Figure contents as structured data
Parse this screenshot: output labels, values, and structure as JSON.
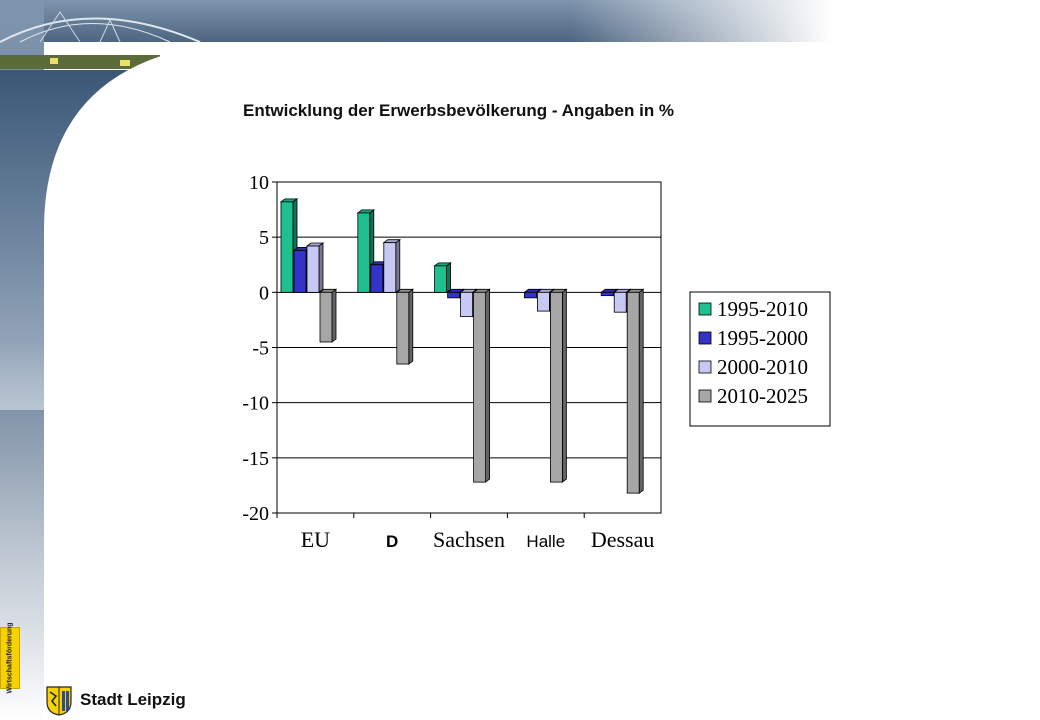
{
  "slide": {
    "title": "Entwicklung der Erwerbsbevölkerung - Angaben in %"
  },
  "branding": {
    "badge_text": "Wirtschaftsförderung",
    "city": "Stadt Leipzig",
    "logo_icon": "leipzig-coat-of-arms-icon"
  },
  "colors": {
    "series": [
      "#1fbf8f",
      "#3333c8",
      "#c8c8f5",
      "#a6a6a6"
    ],
    "badge": "#f6d300"
  },
  "chart_data": {
    "type": "bar",
    "categories": [
      "EU",
      "D",
      "Sachsen",
      "Halle",
      "Dessau"
    ],
    "series": [
      {
        "name": "1995-2010",
        "values": [
          8.2,
          7.2,
          2.4,
          0,
          0
        ]
      },
      {
        "name": "1995-2000",
        "values": [
          3.8,
          2.5,
          -0.5,
          -0.5,
          -0.3
        ]
      },
      {
        "name": "2000-2010",
        "values": [
          4.2,
          4.5,
          -2.2,
          -1.7,
          -1.8
        ]
      },
      {
        "name": "2010-2025",
        "values": [
          -4.5,
          -6.5,
          -17.2,
          -17.2,
          -18.2
        ]
      }
    ],
    "ylim": [
      -20,
      10
    ],
    "yticks": [
      10,
      5,
      0,
      -5,
      -10,
      -15,
      -20
    ],
    "grid": true,
    "legend": "right",
    "title": "",
    "xlabel": "",
    "ylabel": ""
  }
}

TASK BRIEF:
Report every line containing the word "title" from the listing above.

RESPONSE TO THIS TASK:
    "title": "Entwicklung der Erwerbsbevölkerung - Angaben in %"
    "title": "",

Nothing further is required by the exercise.